항목의 첫 줄부터 "- row-checkbox[interactable]: [155, 278, 168, 292]"가 들어 있는 줄까지 다시 쓰세요. "clone-link"만 "copy-link"로 바꾸고 나머지는 그대로 두세요.

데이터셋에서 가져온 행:
--------------------
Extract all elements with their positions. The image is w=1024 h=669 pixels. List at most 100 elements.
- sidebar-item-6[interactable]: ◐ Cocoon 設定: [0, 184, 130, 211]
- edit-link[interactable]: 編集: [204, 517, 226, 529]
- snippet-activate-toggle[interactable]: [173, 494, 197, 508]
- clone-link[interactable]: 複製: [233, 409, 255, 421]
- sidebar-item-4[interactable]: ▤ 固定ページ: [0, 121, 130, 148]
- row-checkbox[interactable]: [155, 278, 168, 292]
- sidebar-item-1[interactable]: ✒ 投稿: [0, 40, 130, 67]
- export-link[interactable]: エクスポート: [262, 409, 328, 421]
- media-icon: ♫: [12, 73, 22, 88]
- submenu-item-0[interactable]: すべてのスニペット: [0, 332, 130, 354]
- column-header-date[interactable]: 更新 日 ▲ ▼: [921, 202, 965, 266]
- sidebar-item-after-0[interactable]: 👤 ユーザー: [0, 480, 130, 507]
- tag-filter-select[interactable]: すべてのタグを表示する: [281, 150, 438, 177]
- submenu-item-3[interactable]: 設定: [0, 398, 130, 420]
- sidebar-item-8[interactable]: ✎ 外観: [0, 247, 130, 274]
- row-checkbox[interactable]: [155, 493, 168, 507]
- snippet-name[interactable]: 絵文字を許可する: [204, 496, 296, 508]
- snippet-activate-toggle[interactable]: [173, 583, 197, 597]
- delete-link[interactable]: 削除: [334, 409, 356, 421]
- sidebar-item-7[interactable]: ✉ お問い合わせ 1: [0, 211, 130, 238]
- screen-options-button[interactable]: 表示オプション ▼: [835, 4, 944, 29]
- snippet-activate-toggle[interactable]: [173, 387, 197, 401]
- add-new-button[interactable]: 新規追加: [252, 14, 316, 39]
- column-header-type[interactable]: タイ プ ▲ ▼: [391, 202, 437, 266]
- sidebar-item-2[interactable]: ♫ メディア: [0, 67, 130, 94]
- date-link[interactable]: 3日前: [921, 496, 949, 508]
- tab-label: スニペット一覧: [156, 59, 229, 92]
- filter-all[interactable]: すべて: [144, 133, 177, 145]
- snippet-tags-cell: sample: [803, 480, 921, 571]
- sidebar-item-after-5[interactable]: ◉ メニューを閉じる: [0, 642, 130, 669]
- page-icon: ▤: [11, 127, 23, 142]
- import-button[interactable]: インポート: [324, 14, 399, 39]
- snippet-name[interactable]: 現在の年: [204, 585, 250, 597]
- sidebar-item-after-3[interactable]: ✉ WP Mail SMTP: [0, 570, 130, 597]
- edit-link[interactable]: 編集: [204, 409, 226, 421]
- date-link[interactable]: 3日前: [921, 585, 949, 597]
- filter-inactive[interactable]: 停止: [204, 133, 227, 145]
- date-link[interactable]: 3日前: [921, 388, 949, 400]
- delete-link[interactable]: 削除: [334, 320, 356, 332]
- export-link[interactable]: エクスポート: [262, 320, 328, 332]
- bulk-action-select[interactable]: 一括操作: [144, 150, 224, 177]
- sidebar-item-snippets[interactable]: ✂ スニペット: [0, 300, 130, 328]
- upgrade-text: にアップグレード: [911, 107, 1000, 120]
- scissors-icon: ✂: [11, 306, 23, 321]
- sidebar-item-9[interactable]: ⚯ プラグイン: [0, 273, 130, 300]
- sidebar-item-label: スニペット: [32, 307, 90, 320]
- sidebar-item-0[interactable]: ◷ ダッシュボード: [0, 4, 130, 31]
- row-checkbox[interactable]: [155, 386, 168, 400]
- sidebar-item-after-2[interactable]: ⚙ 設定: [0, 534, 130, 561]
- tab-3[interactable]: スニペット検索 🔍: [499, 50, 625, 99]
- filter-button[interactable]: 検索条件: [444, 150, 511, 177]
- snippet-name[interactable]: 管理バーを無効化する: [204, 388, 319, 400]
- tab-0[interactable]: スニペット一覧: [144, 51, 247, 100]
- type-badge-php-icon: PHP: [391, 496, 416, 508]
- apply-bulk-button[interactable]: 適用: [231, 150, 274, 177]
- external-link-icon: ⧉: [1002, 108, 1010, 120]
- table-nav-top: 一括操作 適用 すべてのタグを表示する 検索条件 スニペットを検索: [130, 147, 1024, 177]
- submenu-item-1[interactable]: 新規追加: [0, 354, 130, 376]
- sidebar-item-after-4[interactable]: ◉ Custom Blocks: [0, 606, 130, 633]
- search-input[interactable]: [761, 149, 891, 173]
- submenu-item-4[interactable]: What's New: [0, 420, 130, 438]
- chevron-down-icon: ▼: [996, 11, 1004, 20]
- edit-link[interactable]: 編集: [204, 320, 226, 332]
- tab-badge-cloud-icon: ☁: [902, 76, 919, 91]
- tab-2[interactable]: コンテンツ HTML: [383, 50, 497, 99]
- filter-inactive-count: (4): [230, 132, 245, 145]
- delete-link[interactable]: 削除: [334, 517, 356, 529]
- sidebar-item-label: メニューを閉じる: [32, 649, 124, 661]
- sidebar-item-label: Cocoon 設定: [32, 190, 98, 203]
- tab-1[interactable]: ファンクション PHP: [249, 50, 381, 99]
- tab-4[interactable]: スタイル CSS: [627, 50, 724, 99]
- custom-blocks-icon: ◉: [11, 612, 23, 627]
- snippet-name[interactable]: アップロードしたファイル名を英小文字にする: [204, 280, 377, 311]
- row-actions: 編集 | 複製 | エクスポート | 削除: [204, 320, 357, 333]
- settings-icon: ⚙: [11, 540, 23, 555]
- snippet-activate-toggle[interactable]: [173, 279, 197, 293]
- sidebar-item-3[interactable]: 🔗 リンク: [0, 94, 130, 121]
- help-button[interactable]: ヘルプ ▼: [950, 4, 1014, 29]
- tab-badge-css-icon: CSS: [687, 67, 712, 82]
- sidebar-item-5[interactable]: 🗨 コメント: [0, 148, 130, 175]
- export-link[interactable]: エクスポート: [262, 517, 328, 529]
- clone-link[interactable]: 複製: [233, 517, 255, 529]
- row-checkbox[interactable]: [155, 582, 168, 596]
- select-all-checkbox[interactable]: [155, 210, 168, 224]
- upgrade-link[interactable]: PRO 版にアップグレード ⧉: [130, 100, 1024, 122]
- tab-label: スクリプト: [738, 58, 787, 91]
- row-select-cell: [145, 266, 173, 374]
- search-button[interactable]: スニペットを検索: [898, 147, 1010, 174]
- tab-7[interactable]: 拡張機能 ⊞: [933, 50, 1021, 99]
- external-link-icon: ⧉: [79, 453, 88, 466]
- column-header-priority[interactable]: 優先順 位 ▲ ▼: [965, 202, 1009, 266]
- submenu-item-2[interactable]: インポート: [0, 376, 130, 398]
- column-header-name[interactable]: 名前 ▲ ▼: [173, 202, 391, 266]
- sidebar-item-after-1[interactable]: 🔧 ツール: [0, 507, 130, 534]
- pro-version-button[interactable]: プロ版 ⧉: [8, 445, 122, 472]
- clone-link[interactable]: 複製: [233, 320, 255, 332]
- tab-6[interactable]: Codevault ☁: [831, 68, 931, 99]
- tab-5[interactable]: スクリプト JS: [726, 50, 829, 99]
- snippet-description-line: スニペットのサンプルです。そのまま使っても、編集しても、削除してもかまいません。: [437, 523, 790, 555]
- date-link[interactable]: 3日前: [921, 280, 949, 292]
--------------------
▶ [완성된 과제]:
Extract all elements with their positions. The image is w=1024 h=669 pixels. List at most 100 elements.
- sidebar-item-6[interactable]: ◐ Cocoon 設定: [0, 184, 130, 211]
- edit-link[interactable]: 編集: [204, 517, 226, 529]
- snippet-activate-toggle[interactable]: [173, 494, 197, 508]
- copy-link[interactable]: 複製: [233, 409, 255, 421]
- sidebar-item-4[interactable]: ▤ 固定ページ: [0, 121, 130, 148]
- row-checkbox[interactable]: [155, 278, 168, 292]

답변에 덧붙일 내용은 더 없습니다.